### WRITTEN INSTRUCTION:
Each entry below should be returned exactly as is, with the pictures removed.
————————
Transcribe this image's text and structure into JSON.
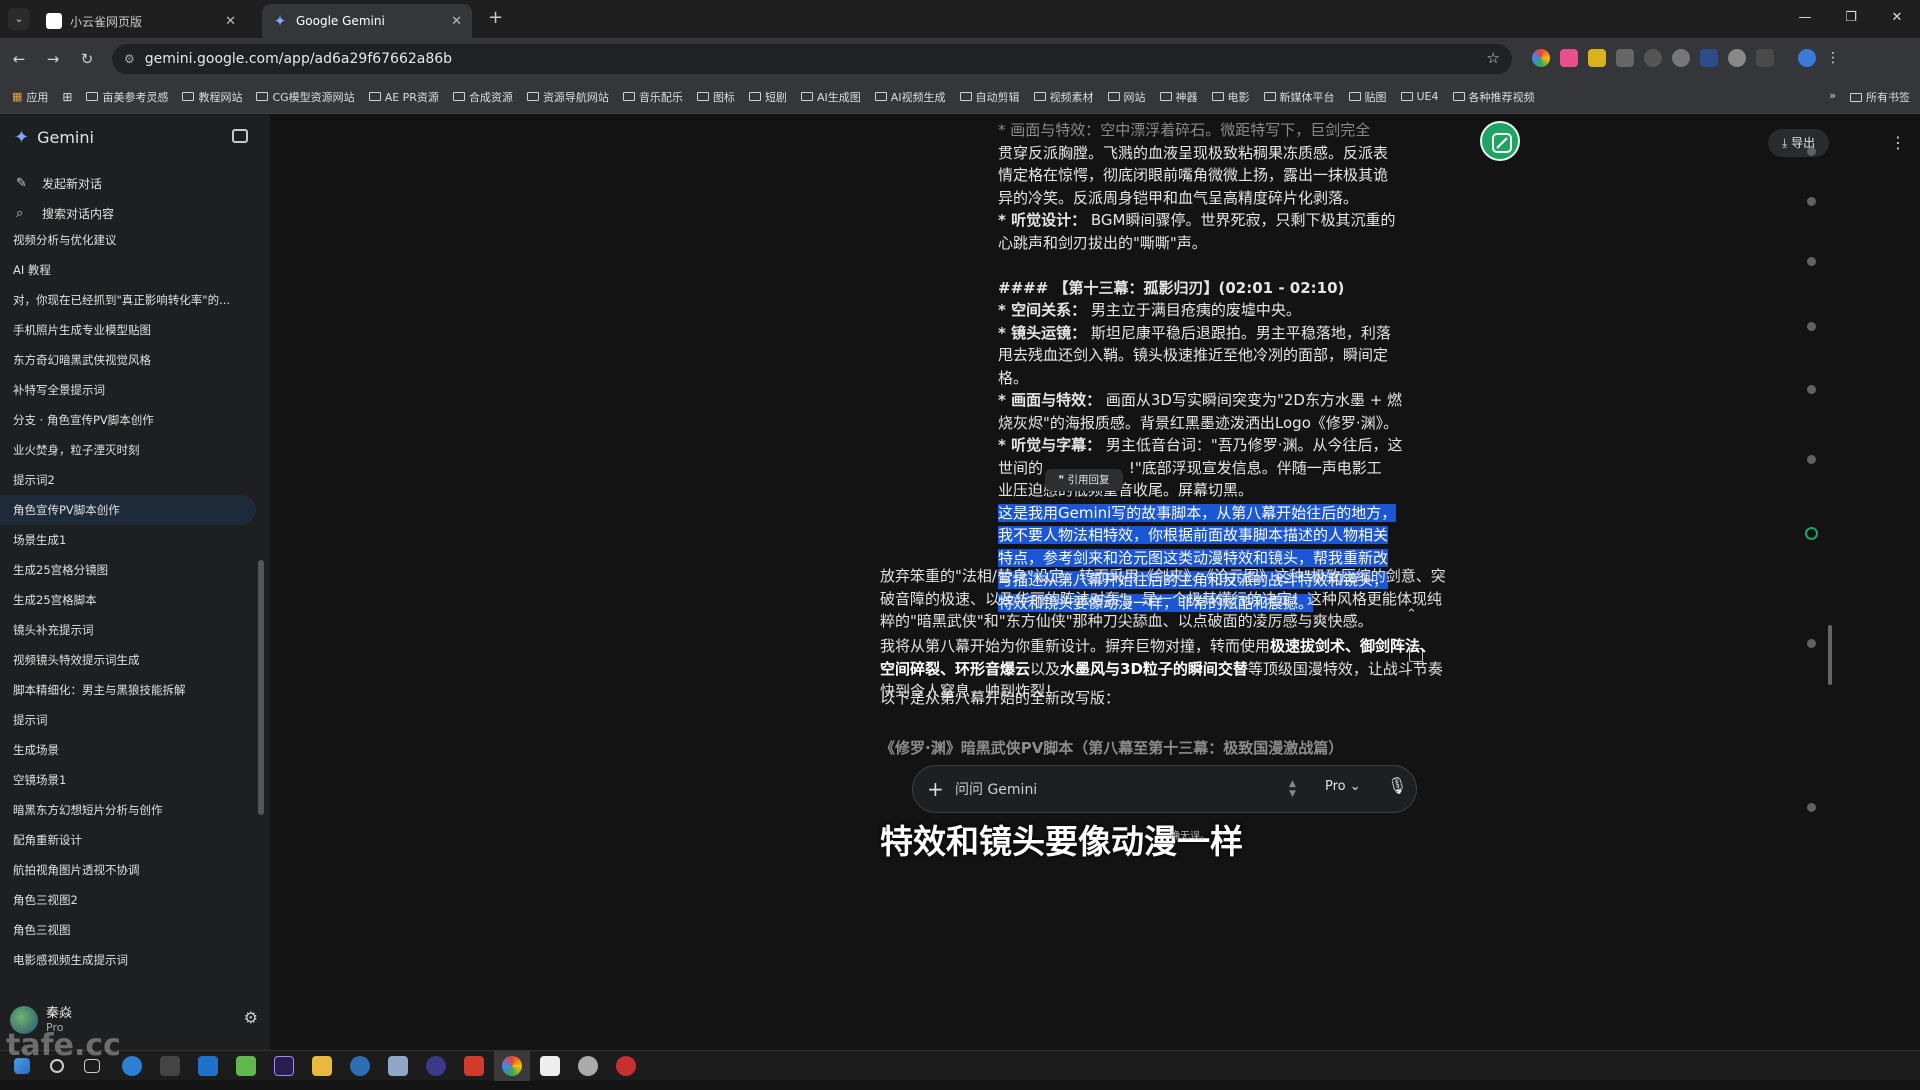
{
  "browser": {
    "tabs": [
      {
        "label": "小云雀网页版"
      },
      {
        "label": "Google Gemini"
      }
    ],
    "url": "gemini.google.com/app/ad6a29f67662a86b",
    "bookmarks": [
      "应用",
      "亩美参考灵感",
      "教程网站",
      "CG模型资源网站",
      "AE PR资源",
      "合成资源",
      "资源导航网站",
      "音乐配乐",
      "图标",
      "短剧",
      "AI生成图",
      "AI视频生成",
      "自动剪辑",
      "视频素材",
      "网站",
      "神器",
      "电影",
      "新媒体平台",
      "贴图",
      "UE4",
      "各种推荐视频"
    ],
    "all_bookmarks": "所有书签",
    "more": "»"
  },
  "sidebar": {
    "brand": "Gemini",
    "new_chat": "发起新对话",
    "search": "搜索对话内容",
    "conversations": [
      "视频分析与优化建议",
      "AI 教程",
      "对，你现在已经抓到\"真正影响转化率\"的...",
      "手机照片生成专业模型贴图",
      "东方奇幻暗黑武侠视觉风格",
      "补特写全景提示词",
      "分支 · 角色宣传PV脚本创作",
      "业火焚身，粒子湮灭时刻",
      "提示词2",
      "角色宣传PV脚本创作",
      "场景生成1",
      "生成25宫格分镜图",
      "生成25宫格脚本",
      "镜头补充提示词",
      "视频镜头特效提示词生成",
      "脚本精细化：男主与黑狼技能拆解",
      "提示词",
      "生成场景",
      "空镜场景1",
      "暗黑东方幻想短片分析与创作",
      "配角重新设计",
      "航拍视角图片透视不协调",
      "角色三视图2",
      "角色三视图",
      "电影感视频生成提示词"
    ],
    "user": {
      "name": "秦焱",
      "plan": "Pro"
    }
  },
  "main": {
    "export_label": "导出",
    "user_message": {
      "line1": "* 画面与特效：空中漂浮着碎石。微距特写下，巨剑完全",
      "line2": "贯穿反派胸膛。飞溅的血液呈现极致粘稠果冻质感。反派表",
      "line3": "情定格在惊愕，彻底闭眼前嘴角微微上扬，露出一抹极其诡",
      "line4": "异的冷笑。反派周身铠甲和血气呈高精度碎片化剥落。",
      "line5_b": "* 听觉设计：",
      "line5_t": "BGM瞬间骤停。世界死寂，只剩下极其沉重的",
      "line6": "心跳声和剑刃拔出的\"嘶嘶\"声。",
      "heading": "#### 【第十三幕：孤影归刃】(02:01 - 02:10)",
      "space_b": "* 空间关系：",
      "space_t": "男主立于满目疮痍的废墟中央。",
      "cam_b": "* 镜头运镜：",
      "cam_t1": "斯坦尼康平稳后退跟拍。男主平稳落地，利落",
      "cam_t2": "甩去残血还剑入鞘。镜头极速推近至他冷冽的面部，瞬间定",
      "cam_t3": "格。",
      "fx_b": "* 画面与特效：",
      "fx_t1": "画面从3D写实瞬间突变为\"2D东方水墨 + 燃",
      "fx_t2": "烧灰烬\"的海报质感。背景红黑墨迹泼洒出Logo《修罗·渊》。",
      "sub_b": "* 听觉与字幕：",
      "sub_t1": "男主低音台词：\"吾乃修罗·渊。从今往后，这",
      "sub_t2": "世间的                  !\"底部浮现宣发信息。伴随一声电影工",
      "sub_t3": "业压迫感的低频重音收尾。屏幕切黑。",
      "sel1": "这是我用Gemini写的故事脚本，从第八幕开始往后的地方，",
      "sel2": "我不要人物法相特效，你根据前面故事脚本描述的人物相关",
      "sel3": "特点，参考剑来和沧元图这类动漫特效和镜头，帮我重新改",
      "sel4": "写描述从第八幕开始往后的主角和反派的战斗特效和镜头，",
      "sel5": "特效和镜头要像动漫一样，非常的炫酷和震撼。"
    },
    "quote_popup": "引用回复",
    "response": {
      "p1": "放弃笨重的\"法相/替身\"设定，转而采用《剑来》、《沧元图》这种\"极致压缩的剑意、突破音障的极速、以及华丽的阵法对轰\"，是一个极其懂行的决定！这种风格更能体现纯粹的\"暗黑武侠\"和\"东方仙侠\"那种刀尖舔血、以点破面的凌厉感与爽快感。",
      "p2_a": "我将从第八幕开始为你重新设计。摒弃巨物对撞，转而使用",
      "p2_b": "极速拔剑术、御剑阵法、空间碎裂、环形音爆云",
      "p2_c": "以及",
      "p2_d": "水墨风与3D粒子的瞬间交替",
      "p2_e": "等顶级国漫特效，让战斗节奏快到令人窒息，帅到炸裂！",
      "p3": "以下是从第八幕开始的全新改写版：",
      "p4": "《修罗·渊》暗黑武侠PV脚本（第八幕至第十三幕：极致国漫激战篇）"
    },
    "composer": {
      "placeholder": "问问 Gemini",
      "mode": "Pro"
    },
    "caption": "特效和镜头要像动漫一样",
    "caption_small": "确无误。"
  },
  "watermark": "tafe.cc",
  "colors": {
    "accent": "#1fa463",
    "selection": "#1a56d6",
    "brand": "#7aa7ff"
  }
}
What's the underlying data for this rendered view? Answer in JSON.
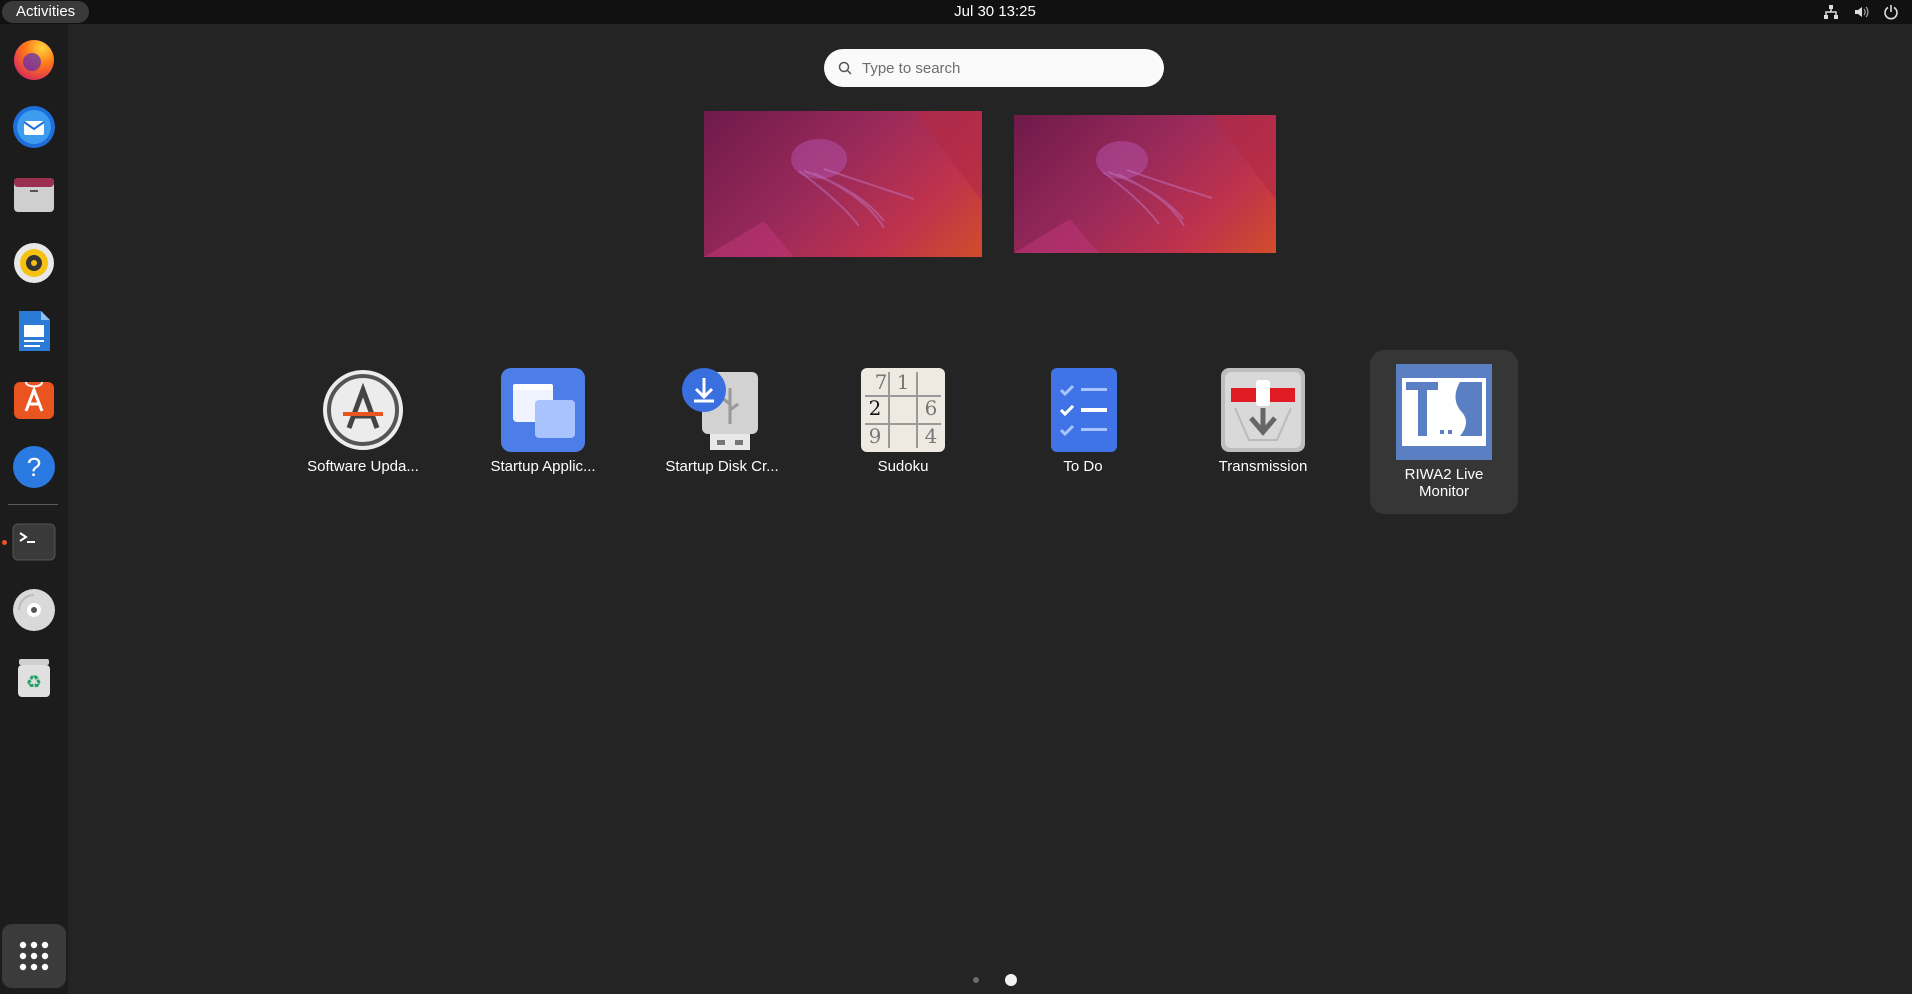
————————
### SOLUTION FOR THIS EXERCISE:
Transcribe this image's text and structure into JSON.
{
  "browser": {
    "tabs": [
      {
        "label": "小云雀网页版"
      },
      {
        "label": "Google Gemini"
      }
    ],
    "url": "gemini.google.com/app/ad6a29f67662a86b",
    "bookmarks": [
      "应用",
      "亩美参考灵感",
      "教程网站",
      "CG模型资源网站",
      "AE PR资源",
      "合成资源",
      "资源导航网站",
      "音乐配乐",
      "图标",
      "短剧",
      "AI生成图",
      "AI视频生成",
      "自动剪辑",
      "视频素材",
      "网站",
      "神器",
      "电影",
      "新媒体平台",
      "贴图",
      "UE4",
      "各种推荐视频"
    ],
    "all_bookmarks": "所有书签",
    "more": "»"
  },
  "sidebar": {
    "brand": "Gemini",
    "new_chat": "发起新对话",
    "search": "搜索对话内容",
    "conversations": [
      "视频分析与优化建议",
      "AI 教程",
      "对，你现在已经抓到\"真正影响转化率\"的...",
      "手机照片生成专业模型贴图",
      "东方奇幻暗黑武侠视觉风格",
      "补特写全景提示词",
      "分支 · 角色宣传PV脚本创作",
      "业火焚身，粒子湮灭时刻",
      "提示词2",
      "角色宣传PV脚本创作",
      "场景生成1",
      "生成25宫格分镜图",
      "生成25宫格脚本",
      "镜头补充提示词",
      "视频镜头特效提示词生成",
      "脚本精细化：男主与黑狼技能拆解",
      "提示词",
      "生成场景",
      "空镜场景1",
      "暗黑东方幻想短片分析与创作",
      "配角重新设计",
      "航拍视角图片透视不协调",
      "角色三视图2",
      "角色三视图",
      "电影感视频生成提示词"
    ],
    "user": {
      "name": "秦焱",
      "plan": "Pro"
    }
  },
  "main": {
    "export_label": "导出",
    "user_message": {
      "line1": "* 画面与特效：空中漂浮着碎石。微距特写下，巨剑完全",
      "line2": "贯穿反派胸膛。飞溅的血液呈现极致粘稠果冻质感。反派表",
      "line3": "情定格在惊愕，彻底闭眼前嘴角微微上扬，露出一抹极其诡",
      "line4": "异的冷笑。反派周身铠甲和血气呈高精度碎片化剥落。",
      "line5_b": "* 听觉设计：",
      "line5_t": "BGM瞬间骤停。世界死寂，只剩下极其沉重的",
      "line6": "心跳声和剑刃拔出的\"嘶嘶\"声。",
      "heading": "#### 【第十三幕：孤影归刃】(02:01 - 02:10)",
      "space_b": "* 空间关系：",
      "space_t": "男主立于满目疮痍的废墟中央。",
      "cam_b": "* 镜头运镜：",
      "cam_t1": "斯坦尼康平稳后退跟拍。男主平稳落地，利落",
      "cam_t2": "甩去残血还剑入鞘。镜头极速推近至他冷冽的面部，瞬间定",
      "cam_t3": "格。",
      "fx_b": "* 画面与特效：",
      "fx_t1": "画面从3D写实瞬间突变为\"2D东方水墨 + 燃",
      "fx_t2": "烧灰烬\"的海报质感。背景红黑墨迹泼洒出Logo《修罗·渊》。",
      "sub_b": "* 听觉与字幕：",
      "sub_t1": "男主低音台词：\"吾乃修罗·渊。从今往后，这",
      "sub_t2": "世间的                  !\"底部浮现宣发信息。伴随一声电影工",
      "sub_t3": "业压迫感的低频重音收尾。屏幕切黑。",
      "sel1": "这是我用Gemini写的故事脚本，从第八幕开始往后的地方，",
      "sel2": "我不要人物法相特效，你根据前面故事脚本描述的人物相关",
      "sel3": "特点，参考剑来和沧元图这类动漫特效和镜头，帮我重新改",
      "sel4": "写描述从第八幕开始往后的主角和反派的战斗特效和镜头，",
      "sel5": "特效和镜头要像动漫一样，非常的炫酷和震撼。"
    },
    "quote_popup": "引用回复",
    "response": {
      "p1": "放弃笨重的\"法相/替身\"设定，转而采用《剑来》、《沧元图》这种\"极致压缩的剑意、突破音障的极速、以及华丽的阵法对轰\"，是一个极其懂行的决定！这种风格更能体现纯粹的\"暗黑武侠\"和\"东方仙侠\"那种刀尖舔血、以点破面的凌厉感与爽快感。",
      "p2_a": "我将从第八幕开始为你重新设计。摒弃巨物对撞，转而使用",
      "p2_b": "极速拔剑术、御剑阵法、空间碎裂、环形音爆云",
      "p2_c": "以及",
      "p2_d": "水墨风与3D粒子的瞬间交替",
      "p2_e": "等顶级国漫特效，让战斗节奏快到令人窒息，帅到炸裂！",
      "p3": "以下是从第八幕开始的全新改写版：",
      "p4": "《修罗·渊》暗黑武侠PV脚本（第八幕至第十三幕：极致国漫激战篇）"
    },
    "composer": {
      "placeholder": "问问 Gemini",
      "mode": "Pro"
    },
    "caption": "特效和镜头要像动漫一样",
    "caption_small": "确无误。"
  },
  "watermark": "tafe.cc",
  "colors": {
    "accent": "#1fa463",
    "selection": "#1a56d6",
    "brand": "#7aa7ff"
  }
}
What's the underlying data for this rendered view? Answer in JSON.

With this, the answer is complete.